▸ **Dataset**
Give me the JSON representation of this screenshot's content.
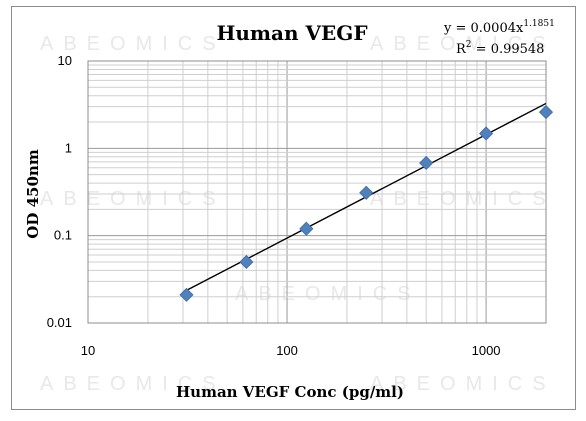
{
  "chart_data": {
    "type": "scatter",
    "title": "Human VEGF",
    "xlabel": "Human VEGF Conc (pg/ml)",
    "ylabel": "OD 450nm",
    "x_scale": "log",
    "y_scale": "log",
    "xlim": [
      10,
      2000
    ],
    "ylim": [
      0.01,
      10
    ],
    "x_ticks": [
      10,
      100,
      1000
    ],
    "x_tick_labels": [
      "10",
      "100",
      "1000"
    ],
    "y_ticks": [
      0.01,
      0.1,
      1,
      10
    ],
    "y_tick_labels": [
      "0.01",
      "0.1",
      "1",
      "10"
    ],
    "grid": "major and minor",
    "legend": "none",
    "marker_color": "#4f81bd",
    "trendline_color": "#000000",
    "series": [
      {
        "x": [
          31.25,
          62.5,
          125,
          250,
          500,
          1000,
          2000
        ],
        "y": [
          0.021,
          0.05,
          0.12,
          0.31,
          0.68,
          1.48,
          2.6
        ]
      }
    ],
    "trendline": {
      "type": "power",
      "coefficient": 0.0004,
      "exponent": 1.1851,
      "x_range": [
        31.25,
        2000
      ],
      "equation_prefix": "y = 0.0004x",
      "equation_exponent": "1.1851",
      "r2_prefix": "R",
      "r2_sup": "2",
      "r2_value": " = 0.99548"
    },
    "watermark": "ABEOMICS"
  }
}
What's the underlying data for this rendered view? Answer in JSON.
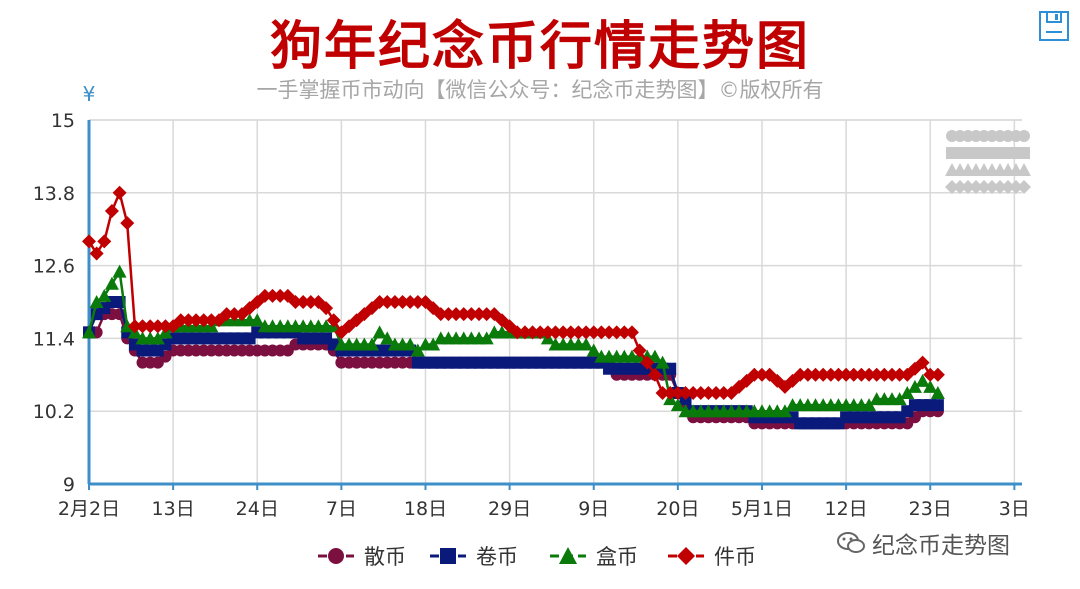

▸ **Task instructions**
Leave the pictures out, and transcribe each of the records exactly.

▸ **Exercise solution**
Give me the JSON representation of this screenshot's content.
{
  "chart_data": {
    "type": "scatter",
    "title": "Human VEGF",
    "xlabel": "Human VEGF Conc (pg/ml)",
    "ylabel": "OD 450nm",
    "x_scale": "log",
    "y_scale": "log",
    "xlim": [
      10,
      2000
    ],
    "ylim": [
      0.01,
      10
    ],
    "x_ticks": [
      10,
      100,
      1000
    ],
    "x_tick_labels": [
      "10",
      "100",
      "1000"
    ],
    "y_ticks": [
      0.01,
      0.1,
      1,
      10
    ],
    "y_tick_labels": [
      "0.01",
      "0.1",
      "1",
      "10"
    ],
    "grid": "major and minor",
    "legend": "none",
    "marker_color": "#4f81bd",
    "trendline_color": "#000000",
    "series": [
      {
        "x": [
          31.25,
          62.5,
          125,
          250,
          500,
          1000,
          2000
        ],
        "y": [
          0.021,
          0.05,
          0.12,
          0.31,
          0.68,
          1.48,
          2.6
        ]
      }
    ],
    "trendline": {
      "type": "power",
      "coefficient": 0.0004,
      "exponent": 1.1851,
      "x_range": [
        31.25,
        2000
      ],
      "equation_prefix": "y = 0.0004x",
      "equation_exponent": "1.1851",
      "r2_prefix": "R",
      "r2_sup": "2",
      "r2_value": " = 0.99548"
    },
    "watermark": "ABEOMICS"
  }
}
What's the underlying data for this rendered view? Answer in JSON.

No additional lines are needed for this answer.